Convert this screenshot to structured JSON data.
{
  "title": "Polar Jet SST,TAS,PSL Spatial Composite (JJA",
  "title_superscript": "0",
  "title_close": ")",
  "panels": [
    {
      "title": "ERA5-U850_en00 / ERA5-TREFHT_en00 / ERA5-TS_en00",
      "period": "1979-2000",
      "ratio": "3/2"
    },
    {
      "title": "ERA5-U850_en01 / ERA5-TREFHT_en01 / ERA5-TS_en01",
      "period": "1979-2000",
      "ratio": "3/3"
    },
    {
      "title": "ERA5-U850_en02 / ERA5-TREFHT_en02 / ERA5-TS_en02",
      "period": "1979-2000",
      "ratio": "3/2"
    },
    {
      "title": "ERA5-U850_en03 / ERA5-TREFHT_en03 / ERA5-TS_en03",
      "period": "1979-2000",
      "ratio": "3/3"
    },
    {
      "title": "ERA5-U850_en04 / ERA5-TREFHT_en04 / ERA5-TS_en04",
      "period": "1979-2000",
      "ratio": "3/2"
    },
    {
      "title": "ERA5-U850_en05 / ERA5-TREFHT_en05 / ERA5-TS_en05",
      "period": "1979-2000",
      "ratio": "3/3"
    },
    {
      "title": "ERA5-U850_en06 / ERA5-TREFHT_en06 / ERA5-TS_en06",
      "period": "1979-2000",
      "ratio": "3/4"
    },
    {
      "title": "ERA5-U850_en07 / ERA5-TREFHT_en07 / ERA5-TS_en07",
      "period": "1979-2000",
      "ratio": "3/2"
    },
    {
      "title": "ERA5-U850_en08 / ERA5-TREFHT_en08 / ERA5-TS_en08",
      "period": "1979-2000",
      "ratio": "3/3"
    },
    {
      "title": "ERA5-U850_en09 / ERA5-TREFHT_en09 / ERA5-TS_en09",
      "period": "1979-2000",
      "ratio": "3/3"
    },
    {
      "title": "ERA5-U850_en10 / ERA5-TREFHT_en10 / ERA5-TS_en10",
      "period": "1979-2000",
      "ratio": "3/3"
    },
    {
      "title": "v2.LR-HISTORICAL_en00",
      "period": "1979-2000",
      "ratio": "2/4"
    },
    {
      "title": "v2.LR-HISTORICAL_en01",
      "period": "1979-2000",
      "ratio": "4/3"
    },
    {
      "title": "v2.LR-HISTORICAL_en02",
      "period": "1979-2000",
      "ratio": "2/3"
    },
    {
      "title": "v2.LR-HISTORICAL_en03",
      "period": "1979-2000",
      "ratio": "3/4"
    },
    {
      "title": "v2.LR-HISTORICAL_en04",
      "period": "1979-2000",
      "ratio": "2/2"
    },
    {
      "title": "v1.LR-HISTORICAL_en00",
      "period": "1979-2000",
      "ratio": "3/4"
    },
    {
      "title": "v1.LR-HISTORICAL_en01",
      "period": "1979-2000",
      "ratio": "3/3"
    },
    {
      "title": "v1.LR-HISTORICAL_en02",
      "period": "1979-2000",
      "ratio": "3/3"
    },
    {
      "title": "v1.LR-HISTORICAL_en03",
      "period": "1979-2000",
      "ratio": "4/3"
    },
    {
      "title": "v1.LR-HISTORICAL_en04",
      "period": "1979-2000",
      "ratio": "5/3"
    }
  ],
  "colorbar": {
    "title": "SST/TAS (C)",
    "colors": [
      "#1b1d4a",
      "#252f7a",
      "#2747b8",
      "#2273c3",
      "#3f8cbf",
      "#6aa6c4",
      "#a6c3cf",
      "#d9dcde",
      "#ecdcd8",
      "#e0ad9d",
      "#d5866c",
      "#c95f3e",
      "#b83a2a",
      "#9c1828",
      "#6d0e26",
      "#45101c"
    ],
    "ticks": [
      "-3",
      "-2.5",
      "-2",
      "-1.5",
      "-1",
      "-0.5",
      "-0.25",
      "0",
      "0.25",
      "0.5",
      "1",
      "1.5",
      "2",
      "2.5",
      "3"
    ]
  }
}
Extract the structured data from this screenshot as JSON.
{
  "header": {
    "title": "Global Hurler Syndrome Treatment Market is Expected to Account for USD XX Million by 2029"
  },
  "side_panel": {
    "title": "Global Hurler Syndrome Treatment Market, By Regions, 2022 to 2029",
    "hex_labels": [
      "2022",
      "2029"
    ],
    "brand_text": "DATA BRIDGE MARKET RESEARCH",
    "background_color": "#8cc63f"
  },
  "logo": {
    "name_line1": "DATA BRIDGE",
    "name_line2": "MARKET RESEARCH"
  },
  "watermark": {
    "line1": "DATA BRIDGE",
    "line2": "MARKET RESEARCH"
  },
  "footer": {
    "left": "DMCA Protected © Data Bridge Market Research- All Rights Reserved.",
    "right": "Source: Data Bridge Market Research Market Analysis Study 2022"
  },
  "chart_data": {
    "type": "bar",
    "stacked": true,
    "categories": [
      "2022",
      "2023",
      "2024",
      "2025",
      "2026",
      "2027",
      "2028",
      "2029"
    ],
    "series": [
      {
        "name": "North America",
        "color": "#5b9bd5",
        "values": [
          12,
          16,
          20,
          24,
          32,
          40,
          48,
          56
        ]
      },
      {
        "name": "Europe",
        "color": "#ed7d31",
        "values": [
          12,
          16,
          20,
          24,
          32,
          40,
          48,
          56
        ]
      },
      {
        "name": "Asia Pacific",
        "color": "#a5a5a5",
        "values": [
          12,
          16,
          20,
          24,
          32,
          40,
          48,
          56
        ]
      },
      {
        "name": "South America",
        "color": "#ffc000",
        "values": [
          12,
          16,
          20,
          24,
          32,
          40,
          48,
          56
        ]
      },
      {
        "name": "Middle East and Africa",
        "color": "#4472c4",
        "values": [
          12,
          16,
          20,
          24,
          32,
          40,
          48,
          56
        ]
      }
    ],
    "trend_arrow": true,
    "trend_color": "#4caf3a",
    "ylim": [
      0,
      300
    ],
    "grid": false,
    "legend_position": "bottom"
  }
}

* * * * * * *

What is needed:
Restate the whole of the material exactly.

Reply to the exercise:
Convert this screenshot to structured JSON data.
{
  "title": "Polar Jet SST,TAS,PSL Spatial Composite (JJA",
  "title_superscript": "0",
  "title_close": ")",
  "panels": [
    {
      "title": "ERA5-U850_en00 / ERA5-TREFHT_en00 / ERA5-TS_en00",
      "period": "1979-2000",
      "ratio": "3/2"
    },
    {
      "title": "ERA5-U850_en01 / ERA5-TREFHT_en01 / ERA5-TS_en01",
      "period": "1979-2000",
      "ratio": "3/3"
    },
    {
      "title": "ERA5-U850_en02 / ERA5-TREFHT_en02 / ERA5-TS_en02",
      "period": "1979-2000",
      "ratio": "3/2"
    },
    {
      "title": "ERA5-U850_en03 / ERA5-TREFHT_en03 / ERA5-TS_en03",
      "period": "1979-2000",
      "ratio": "3/3"
    },
    {
      "title": "ERA5-U850_en04 / ERA5-TREFHT_en04 / ERA5-TS_en04",
      "period": "1979-2000",
      "ratio": "3/2"
    },
    {
      "title": "ERA5-U850_en05 / ERA5-TREFHT_en05 / ERA5-TS_en05",
      "period": "1979-2000",
      "ratio": "3/3"
    },
    {
      "title": "ERA5-U850_en06 / ERA5-TREFHT_en06 / ERA5-TS_en06",
      "period": "1979-2000",
      "ratio": "3/4"
    },
    {
      "title": "ERA5-U850_en07 / ERA5-TREFHT_en07 / ERA5-TS_en07",
      "period": "1979-2000",
      "ratio": "3/2"
    },
    {
      "title": "ERA5-U850_en08 / ERA5-TREFHT_en08 / ERA5-TS_en08",
      "period": "1979-2000",
      "ratio": "3/3"
    },
    {
      "title": "ERA5-U850_en09 / ERA5-TREFHT_en09 / ERA5-TS_en09",
      "period": "1979-2000",
      "ratio": "3/3"
    },
    {
      "title": "ERA5-U850_en10 / ERA5-TREFHT_en10 / ERA5-TS_en10",
      "period": "1979-2000",
      "ratio": "3/3"
    },
    {
      "title": "v2.LR-HISTORICAL_en00",
      "period": "1979-2000",
      "ratio": "2/4"
    },
    {
      "title": "v2.LR-HISTORICAL_en01",
      "period": "1979-2000",
      "ratio": "4/3"
    },
    {
      "title": "v2.LR-HISTORICAL_en02",
      "period": "1979-2000",
      "ratio": "2/3"
    },
    {
      "title": "v2.LR-HISTORICAL_en03",
      "period": "1979-2000",
      "ratio": "3/4"
    },
    {
      "title": "v2.LR-HISTORICAL_en04",
      "period": "1979-2000",
      "ratio": "2/2"
    },
    {
      "title": "v1.LR-HISTORICAL_en00",
      "period": "1979-2000",
      "ratio": "3/4"
    },
    {
      "title": "v1.LR-HISTORICAL_en01",
      "period": "1979-2000",
      "ratio": "3/3"
    },
    {
      "title": "v1.LR-HISTORICAL_en02",
      "period": "1979-2000",
      "ratio": "3/3"
    },
    {
      "title": "v1.LR-HISTORICAL_en03",
      "period": "1979-2000",
      "ratio": "4/3"
    },
    {
      "title": "v1.LR-HISTORICAL_en04",
      "period": "1979-2000",
      "ratio": "5/3"
    }
  ],
  "colorbar": {
    "title": "SST/TAS (C)",
    "colors": [
      "#1b1d4a",
      "#252f7a",
      "#2747b8",
      "#2273c3",
      "#3f8cbf",
      "#6aa6c4",
      "#a6c3cf",
      "#d9dcde",
      "#ecdcd8",
      "#e0ad9d",
      "#d5866c",
      "#c95f3e",
      "#b83a2a",
      "#9c1828",
      "#6d0e26",
      "#45101c"
    ],
    "ticks": [
      "-3",
      "-2.5",
      "-2",
      "-1.5",
      "-1",
      "-0.5",
      "-0.25",
      "0",
      "0.25",
      "0.5",
      "1",
      "1.5",
      "2",
      "2.5",
      "3"
    ]
  }
}
Extract the structured data from this screenshot as JSON.
{
  "header": {
    "title": "Global Hurler Syndrome Treatment Market is Expected to Account for USD XX Million by 2029"
  },
  "side_panel": {
    "title": "Global Hurler Syndrome Treatment Market, By Regions, 2022 to 2029",
    "hex_labels": [
      "2022",
      "2029"
    ],
    "brand_text": "DATA BRIDGE MARKET RESEARCH",
    "background_color": "#8cc63f"
  },
  "logo": {
    "name_line1": "DATA BRIDGE",
    "name_line2": "MARKET RESEARCH"
  },
  "watermark": {
    "line1": "DATA BRIDGE",
    "line2": "MARKET RESEARCH"
  },
  "footer": {
    "left": "DMCA Protected © Data Bridge Market Research- All Rights Reserved.",
    "right": "Source: Data Bridge Market Research Market Analysis Study 2022"
  },
  "chart_data": {
    "type": "bar",
    "stacked": true,
    "categories": [
      "2022",
      "2023",
      "2024",
      "2025",
      "2026",
      "2027",
      "2028",
      "2029"
    ],
    "series": [
      {
        "name": "North America",
        "color": "#5b9bd5",
        "values": [
          12,
          16,
          20,
          24,
          32,
          40,
          48,
          56
        ]
      },
      {
        "name": "Europe",
        "color": "#ed7d31",
        "values": [
          12,
          16,
          20,
          24,
          32,
          40,
          48,
          56
        ]
      },
      {
        "name": "Asia Pacific",
        "color": "#a5a5a5",
        "values": [
          12,
          16,
          20,
          24,
          32,
          40,
          48,
          56
        ]
      },
      {
        "name": "South America",
        "color": "#ffc000",
        "values": [
          12,
          16,
          20,
          24,
          32,
          40,
          48,
          56
        ]
      },
      {
        "name": "Middle East and Africa",
        "color": "#4472c4",
        "values": [
          12,
          16,
          20,
          24,
          32,
          40,
          48,
          56
        ]
      }
    ],
    "trend_arrow": true,
    "trend_color": "#4caf3a",
    "ylim": [
      0,
      300
    ],
    "grid": false,
    "legend_position": "bottom"
  }
}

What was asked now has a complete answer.